--- Given records ---

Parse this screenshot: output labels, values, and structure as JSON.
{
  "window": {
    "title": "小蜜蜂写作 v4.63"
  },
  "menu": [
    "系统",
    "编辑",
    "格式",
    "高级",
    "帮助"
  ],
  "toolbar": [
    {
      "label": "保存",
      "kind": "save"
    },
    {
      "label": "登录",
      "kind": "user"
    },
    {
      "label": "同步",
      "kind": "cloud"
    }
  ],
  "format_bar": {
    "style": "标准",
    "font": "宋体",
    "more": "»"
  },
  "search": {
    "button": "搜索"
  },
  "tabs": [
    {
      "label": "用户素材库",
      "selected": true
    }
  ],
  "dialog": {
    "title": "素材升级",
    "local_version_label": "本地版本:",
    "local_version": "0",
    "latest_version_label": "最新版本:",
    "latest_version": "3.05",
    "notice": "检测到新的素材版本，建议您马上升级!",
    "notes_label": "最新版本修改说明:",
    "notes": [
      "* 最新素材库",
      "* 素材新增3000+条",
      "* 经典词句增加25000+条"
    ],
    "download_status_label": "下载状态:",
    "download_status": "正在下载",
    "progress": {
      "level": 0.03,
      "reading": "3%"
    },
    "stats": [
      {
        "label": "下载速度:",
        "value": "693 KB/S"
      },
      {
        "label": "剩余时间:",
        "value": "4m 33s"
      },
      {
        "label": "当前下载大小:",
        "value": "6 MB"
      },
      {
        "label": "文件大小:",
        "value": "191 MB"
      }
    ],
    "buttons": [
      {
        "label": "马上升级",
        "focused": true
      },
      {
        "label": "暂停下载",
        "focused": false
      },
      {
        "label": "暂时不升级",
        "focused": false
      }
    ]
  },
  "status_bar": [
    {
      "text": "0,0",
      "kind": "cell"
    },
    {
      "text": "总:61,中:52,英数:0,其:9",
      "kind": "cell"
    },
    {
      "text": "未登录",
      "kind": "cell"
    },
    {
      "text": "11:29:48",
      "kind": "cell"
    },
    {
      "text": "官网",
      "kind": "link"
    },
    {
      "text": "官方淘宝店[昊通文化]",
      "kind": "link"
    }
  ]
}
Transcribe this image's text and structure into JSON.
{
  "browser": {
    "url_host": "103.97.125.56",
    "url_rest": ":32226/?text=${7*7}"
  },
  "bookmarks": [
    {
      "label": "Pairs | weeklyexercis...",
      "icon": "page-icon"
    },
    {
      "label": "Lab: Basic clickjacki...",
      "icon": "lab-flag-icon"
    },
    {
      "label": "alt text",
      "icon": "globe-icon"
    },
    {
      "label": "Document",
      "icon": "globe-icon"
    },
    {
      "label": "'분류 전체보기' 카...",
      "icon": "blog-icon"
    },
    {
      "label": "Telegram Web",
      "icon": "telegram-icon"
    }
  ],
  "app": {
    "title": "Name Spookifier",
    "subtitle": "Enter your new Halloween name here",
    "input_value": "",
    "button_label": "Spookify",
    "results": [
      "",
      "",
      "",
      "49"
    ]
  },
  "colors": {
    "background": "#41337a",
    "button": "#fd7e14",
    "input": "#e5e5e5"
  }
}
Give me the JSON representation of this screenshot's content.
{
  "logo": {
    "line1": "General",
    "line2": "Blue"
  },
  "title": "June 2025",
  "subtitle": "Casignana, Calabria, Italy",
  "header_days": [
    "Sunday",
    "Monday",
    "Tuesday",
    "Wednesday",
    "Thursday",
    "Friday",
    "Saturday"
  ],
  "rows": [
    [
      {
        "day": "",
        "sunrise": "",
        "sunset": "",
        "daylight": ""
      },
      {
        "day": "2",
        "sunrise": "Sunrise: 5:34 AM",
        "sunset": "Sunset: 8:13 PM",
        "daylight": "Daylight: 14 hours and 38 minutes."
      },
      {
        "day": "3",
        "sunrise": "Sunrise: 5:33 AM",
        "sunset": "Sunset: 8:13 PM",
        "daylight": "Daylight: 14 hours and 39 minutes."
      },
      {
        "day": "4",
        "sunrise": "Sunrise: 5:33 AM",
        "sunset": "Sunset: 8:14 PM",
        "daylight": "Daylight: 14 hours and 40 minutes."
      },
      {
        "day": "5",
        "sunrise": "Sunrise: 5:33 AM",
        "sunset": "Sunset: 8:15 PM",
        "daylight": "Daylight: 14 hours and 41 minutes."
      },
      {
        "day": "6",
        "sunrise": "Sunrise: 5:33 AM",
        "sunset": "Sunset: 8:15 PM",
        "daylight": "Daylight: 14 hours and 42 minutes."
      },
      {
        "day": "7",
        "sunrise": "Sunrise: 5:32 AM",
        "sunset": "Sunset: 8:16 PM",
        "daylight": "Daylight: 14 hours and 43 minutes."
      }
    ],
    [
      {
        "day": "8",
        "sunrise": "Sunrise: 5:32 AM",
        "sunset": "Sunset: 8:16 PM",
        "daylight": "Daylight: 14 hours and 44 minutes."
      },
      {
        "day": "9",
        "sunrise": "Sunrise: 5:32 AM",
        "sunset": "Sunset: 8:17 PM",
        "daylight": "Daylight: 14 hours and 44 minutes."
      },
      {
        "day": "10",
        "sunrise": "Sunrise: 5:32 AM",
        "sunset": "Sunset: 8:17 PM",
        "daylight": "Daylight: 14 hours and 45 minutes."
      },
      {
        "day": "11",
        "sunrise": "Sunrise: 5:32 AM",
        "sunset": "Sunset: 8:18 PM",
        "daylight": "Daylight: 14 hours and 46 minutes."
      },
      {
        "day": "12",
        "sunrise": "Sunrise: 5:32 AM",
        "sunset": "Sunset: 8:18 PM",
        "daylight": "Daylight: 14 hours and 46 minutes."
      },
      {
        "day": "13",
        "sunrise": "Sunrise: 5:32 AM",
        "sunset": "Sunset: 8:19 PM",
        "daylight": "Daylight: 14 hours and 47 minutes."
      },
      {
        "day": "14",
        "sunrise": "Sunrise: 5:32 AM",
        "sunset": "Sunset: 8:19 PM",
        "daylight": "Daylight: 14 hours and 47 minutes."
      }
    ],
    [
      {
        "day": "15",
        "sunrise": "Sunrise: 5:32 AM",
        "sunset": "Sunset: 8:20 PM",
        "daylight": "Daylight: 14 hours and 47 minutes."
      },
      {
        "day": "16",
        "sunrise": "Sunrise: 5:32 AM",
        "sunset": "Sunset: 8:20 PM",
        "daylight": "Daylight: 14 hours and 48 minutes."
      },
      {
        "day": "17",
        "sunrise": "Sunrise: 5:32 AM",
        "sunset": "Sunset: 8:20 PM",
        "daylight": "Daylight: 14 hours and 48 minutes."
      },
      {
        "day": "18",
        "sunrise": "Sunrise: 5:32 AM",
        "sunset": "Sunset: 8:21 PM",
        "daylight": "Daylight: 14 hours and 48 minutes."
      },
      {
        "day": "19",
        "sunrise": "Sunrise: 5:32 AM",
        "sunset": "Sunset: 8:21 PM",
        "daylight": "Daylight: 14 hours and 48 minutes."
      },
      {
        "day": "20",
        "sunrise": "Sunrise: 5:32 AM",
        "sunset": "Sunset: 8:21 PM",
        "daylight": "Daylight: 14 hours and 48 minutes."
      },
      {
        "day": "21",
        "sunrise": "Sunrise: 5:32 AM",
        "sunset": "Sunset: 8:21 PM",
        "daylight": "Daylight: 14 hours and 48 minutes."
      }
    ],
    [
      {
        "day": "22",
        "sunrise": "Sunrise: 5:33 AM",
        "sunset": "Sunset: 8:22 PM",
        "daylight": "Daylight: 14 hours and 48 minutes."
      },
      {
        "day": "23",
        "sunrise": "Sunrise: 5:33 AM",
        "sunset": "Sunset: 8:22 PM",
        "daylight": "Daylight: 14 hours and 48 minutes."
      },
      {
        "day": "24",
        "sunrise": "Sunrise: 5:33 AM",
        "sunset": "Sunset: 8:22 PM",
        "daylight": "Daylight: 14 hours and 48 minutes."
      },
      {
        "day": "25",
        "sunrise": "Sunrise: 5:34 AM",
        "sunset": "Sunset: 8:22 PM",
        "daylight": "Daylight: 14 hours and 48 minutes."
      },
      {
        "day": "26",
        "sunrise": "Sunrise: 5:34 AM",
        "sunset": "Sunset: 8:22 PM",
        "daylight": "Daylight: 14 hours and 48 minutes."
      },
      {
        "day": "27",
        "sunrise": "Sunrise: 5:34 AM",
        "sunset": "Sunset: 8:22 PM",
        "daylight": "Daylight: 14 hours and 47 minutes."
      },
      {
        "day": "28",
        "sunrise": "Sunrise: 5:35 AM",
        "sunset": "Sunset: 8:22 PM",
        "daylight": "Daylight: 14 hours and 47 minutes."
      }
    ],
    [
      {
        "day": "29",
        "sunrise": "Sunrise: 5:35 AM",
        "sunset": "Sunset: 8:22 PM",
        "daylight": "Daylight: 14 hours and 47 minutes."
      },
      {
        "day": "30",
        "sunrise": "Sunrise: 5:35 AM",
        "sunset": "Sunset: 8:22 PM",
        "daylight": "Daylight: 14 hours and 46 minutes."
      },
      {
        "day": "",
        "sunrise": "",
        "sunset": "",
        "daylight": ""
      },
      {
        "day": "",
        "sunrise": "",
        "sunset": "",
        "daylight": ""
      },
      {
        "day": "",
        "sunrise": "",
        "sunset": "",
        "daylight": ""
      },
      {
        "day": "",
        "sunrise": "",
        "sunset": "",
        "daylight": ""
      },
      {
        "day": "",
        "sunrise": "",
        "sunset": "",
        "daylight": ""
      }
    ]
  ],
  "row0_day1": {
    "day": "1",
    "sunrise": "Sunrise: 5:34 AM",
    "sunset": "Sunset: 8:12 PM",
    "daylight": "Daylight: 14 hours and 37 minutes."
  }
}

---

#### Task description
Answer with one number: how many lines in the listing hold "text".

#### The reply
9